*WORK TO COMPLETE*
Will you transcribe the entries that follow, exactly and in full?

*EXERCISE MATERIALS*

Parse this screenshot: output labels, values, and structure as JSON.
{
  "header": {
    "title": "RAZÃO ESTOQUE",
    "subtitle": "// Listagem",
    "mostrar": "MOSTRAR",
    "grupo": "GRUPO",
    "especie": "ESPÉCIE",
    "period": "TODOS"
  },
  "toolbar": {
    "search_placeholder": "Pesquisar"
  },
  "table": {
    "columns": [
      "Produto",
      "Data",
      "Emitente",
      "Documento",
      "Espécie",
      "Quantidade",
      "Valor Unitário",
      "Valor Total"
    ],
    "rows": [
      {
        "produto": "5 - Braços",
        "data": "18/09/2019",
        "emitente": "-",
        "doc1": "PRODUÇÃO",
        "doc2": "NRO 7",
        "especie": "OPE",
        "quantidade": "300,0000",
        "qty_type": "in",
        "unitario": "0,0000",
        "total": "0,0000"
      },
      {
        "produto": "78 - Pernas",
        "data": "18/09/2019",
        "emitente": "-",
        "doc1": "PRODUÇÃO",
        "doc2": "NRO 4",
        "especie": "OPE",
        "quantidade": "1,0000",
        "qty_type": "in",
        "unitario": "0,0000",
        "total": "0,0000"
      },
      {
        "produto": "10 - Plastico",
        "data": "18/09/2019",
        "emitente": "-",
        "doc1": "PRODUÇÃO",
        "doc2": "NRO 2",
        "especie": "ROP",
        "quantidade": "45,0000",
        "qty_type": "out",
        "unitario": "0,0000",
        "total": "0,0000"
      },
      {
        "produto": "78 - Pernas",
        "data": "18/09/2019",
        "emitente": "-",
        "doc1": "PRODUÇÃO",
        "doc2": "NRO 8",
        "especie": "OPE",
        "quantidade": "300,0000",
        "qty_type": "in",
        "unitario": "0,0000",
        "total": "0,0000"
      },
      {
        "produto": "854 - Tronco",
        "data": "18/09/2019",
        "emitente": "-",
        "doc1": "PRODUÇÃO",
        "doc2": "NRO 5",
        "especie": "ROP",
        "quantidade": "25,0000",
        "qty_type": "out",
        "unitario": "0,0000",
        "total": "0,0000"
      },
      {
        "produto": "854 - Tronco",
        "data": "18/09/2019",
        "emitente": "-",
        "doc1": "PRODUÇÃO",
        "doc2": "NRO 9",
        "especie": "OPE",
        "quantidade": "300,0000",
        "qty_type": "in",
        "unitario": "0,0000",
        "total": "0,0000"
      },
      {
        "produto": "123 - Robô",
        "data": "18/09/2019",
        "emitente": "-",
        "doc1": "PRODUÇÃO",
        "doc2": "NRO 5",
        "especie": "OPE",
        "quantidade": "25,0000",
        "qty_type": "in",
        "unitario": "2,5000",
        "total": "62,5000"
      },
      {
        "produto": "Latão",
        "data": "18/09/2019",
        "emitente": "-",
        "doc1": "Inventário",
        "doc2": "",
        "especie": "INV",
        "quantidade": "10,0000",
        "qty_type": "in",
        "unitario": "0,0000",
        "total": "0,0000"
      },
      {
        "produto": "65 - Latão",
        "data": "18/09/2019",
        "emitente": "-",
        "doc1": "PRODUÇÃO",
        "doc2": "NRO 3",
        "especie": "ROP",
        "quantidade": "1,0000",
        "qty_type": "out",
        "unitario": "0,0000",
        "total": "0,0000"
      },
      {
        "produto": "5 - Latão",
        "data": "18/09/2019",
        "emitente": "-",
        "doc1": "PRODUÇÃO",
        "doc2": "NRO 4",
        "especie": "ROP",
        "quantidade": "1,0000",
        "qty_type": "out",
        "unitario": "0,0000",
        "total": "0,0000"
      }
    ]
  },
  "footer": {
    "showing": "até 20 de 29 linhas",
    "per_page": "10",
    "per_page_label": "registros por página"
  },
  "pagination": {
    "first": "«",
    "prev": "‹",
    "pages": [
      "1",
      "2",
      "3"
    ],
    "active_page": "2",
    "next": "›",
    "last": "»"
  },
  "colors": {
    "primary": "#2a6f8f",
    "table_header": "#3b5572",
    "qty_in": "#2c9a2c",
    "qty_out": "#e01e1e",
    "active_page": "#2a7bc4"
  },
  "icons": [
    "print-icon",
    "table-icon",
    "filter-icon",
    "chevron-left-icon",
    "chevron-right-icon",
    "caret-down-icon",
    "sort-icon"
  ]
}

*EXERCISE RESULT*
Parse this screenshot: output labels, values, and structure as JSON.
{
  "header": {
    "title": "RAZÃO ESTOQUE",
    "subtitle": "// Listagem",
    "mostrar": "MOSTRAR",
    "grupo": "GRUPO",
    "especie": "ESPÉCIE",
    "period": "TODOS"
  },
  "toolbar": {
    "search_placeholder": "Pesquisar"
  },
  "table": {
    "columns": [
      "Produto",
      "Data",
      "Emitente",
      "Documento",
      "Espécie",
      "Quantidade",
      "Valor Unitário",
      "Valor Total"
    ],
    "rows": [
      {
        "produto": "5 - Braços",
        "data": "18/09/2019",
        "emitente": "-",
        "doc1": "PRODUÇÃO",
        "doc2": "NRO 7",
        "especie": "OPE",
        "quantidade": "300,0000",
        "qty_type": "in",
        "unitario": "0,0000",
        "total": "0,0000"
      },
      {
        "produto": "78 - Pernas",
        "data": "18/09/2019",
        "emitente": "-",
        "doc1": "PRODUÇÃO",
        "doc2": "NRO 4",
        "especie": "OPE",
        "quantidade": "1,0000",
        "qty_type": "in",
        "unitario": "0,0000",
        "total": "0,0000"
      },
      {
        "produto": "10 - Plastico",
        "data": "18/09/2019",
        "emitente": "-",
        "doc1": "PRODUÇÃO",
        "doc2": "NRO 2",
        "especie": "ROP",
        "quantidade": "45,0000",
        "qty_type": "out",
        "unitario": "0,0000",
        "total": "0,0000"
      },
      {
        "produto": "78 - Pernas",
        "data": "18/09/2019",
        "emitente": "-",
        "doc1": "PRODUÇÃO",
        "doc2": "NRO 8",
        "especie": "OPE",
        "quantidade": "300,0000",
        "qty_type": "in",
        "unitario": "0,0000",
        "total": "0,0000"
      },
      {
        "produto": "854 - Tronco",
        "data": "18/09/2019",
        "emitente": "-",
        "doc1": "PRODUÇÃO",
        "doc2": "NRO 5",
        "especie": "ROP",
        "quantidade": "25,0000",
        "qty_type": "out",
        "unitario": "0,0000",
        "total": "0,0000"
      },
      {
        "produto": "854 - Tronco",
        "data": "18/09/2019",
        "emitente": "-",
        "doc1": "PRODUÇÃO",
        "doc2": "NRO 9",
        "especie": "OPE",
        "quantidade": "300,0000",
        "qty_type": "in",
        "unitario": "0,0000",
        "total": "0,0000"
      },
      {
        "produto": "123 - Robô",
        "data": "18/09/2019",
        "emitente": "-",
        "doc1": "PRODUÇÃO",
        "doc2": "NRO 5",
        "especie": "OPE",
        "quantidade": "25,0000",
        "qty_type": "in",
        "unitario": "2,5000",
        "total": "62,5000"
      },
      {
        "produto": "Latão",
        "data": "18/09/2019",
        "emitente": "-",
        "doc1": "Inventário",
        "doc2": "",
        "especie": "INV",
        "quantidade": "10,0000",
        "qty_type": "in",
        "unitario": "0,0000",
        "total": "0,0000"
      },
      {
        "produto": "65 - Latão",
        "data": "18/09/2019",
        "emitente": "-",
        "doc1": "PRODUÇÃO",
        "doc2": "NRO 3",
        "especie": "ROP",
        "quantidade": "1,0000",
        "qty_type": "out",
        "unitario": "0,0000",
        "total": "0,0000"
      },
      {
        "produto": "5 - Latão",
        "data": "18/09/2019",
        "emitente": "-",
        "doc1": "PRODUÇÃO",
        "doc2": "NRO 4",
        "especie": "ROP",
        "quantidade": "1,0000",
        "qty_type": "out",
        "unitario": "0,0000",
        "total": "0,0000"
      }
    ]
  },
  "footer": {
    "showing": "até 20 de 29 linhas",
    "per_page": "10",
    "per_page_label": "registros por página"
  },
  "pagination": {
    "first": "«",
    "prev": "‹",
    "pages": [
      "1",
      "2",
      "3"
    ],
    "active_page": "2",
    "next": "›",
    "last": "»"
  },
  "colors": {
    "primary": "#2a6f8f",
    "table_header": "#3b5572",
    "qty_in": "#2c9a2c",
    "qty_out": "#e01e1e",
    "active_page": "#2a7bc4"
  },
  "icons": [
    "print-icon",
    "table-icon",
    "filter-icon",
    "chevron-left-icon",
    "chevron-right-icon",
    "caret-down-icon",
    "sort-icon"
  ]
}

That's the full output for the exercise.